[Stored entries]
※
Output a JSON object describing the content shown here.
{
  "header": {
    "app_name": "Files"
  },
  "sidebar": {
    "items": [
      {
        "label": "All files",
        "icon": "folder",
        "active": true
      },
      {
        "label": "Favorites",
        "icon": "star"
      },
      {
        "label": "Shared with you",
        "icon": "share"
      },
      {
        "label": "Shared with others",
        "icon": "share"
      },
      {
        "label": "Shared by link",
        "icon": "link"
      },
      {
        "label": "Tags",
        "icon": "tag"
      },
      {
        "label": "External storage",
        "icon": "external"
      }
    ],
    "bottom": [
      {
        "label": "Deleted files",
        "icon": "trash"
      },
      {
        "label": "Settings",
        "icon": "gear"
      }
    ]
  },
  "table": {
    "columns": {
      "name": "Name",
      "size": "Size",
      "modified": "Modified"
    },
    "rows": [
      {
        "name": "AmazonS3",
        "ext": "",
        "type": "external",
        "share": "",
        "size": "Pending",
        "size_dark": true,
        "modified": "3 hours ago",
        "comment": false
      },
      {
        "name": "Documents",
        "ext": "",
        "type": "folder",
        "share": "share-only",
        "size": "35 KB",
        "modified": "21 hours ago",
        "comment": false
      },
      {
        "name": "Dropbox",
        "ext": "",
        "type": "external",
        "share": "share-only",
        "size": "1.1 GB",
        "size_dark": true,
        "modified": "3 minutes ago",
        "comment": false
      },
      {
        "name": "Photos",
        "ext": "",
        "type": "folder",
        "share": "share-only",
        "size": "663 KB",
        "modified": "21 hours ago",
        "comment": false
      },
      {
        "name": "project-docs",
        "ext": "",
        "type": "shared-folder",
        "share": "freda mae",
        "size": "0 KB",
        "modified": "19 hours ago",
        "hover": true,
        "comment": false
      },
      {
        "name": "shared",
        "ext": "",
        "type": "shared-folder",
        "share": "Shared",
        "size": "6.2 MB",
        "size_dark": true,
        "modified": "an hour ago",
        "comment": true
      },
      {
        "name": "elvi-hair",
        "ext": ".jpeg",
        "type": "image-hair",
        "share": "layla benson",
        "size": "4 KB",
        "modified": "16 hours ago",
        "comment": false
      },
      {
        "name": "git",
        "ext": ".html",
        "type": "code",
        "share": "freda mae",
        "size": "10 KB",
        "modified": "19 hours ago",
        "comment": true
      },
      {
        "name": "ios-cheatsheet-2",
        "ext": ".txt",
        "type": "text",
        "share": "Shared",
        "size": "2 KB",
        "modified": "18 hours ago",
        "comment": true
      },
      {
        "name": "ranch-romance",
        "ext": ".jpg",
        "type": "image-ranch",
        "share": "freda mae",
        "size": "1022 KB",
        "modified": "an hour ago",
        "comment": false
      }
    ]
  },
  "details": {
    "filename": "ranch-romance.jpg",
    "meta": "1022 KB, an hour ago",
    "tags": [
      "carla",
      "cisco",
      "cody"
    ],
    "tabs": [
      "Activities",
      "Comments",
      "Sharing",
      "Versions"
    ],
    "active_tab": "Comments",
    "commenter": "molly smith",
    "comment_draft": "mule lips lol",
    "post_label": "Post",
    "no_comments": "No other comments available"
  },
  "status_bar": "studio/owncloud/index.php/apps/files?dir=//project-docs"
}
※
Copy out each line that contains the word "icon".

        "icon": "folder",
        "icon": "star"
        "icon": "share"
        "icon": "share"
        "icon": "link"
        "icon": "tag"
        "icon": "external"
        "icon": "trash"
        "icon": "gear"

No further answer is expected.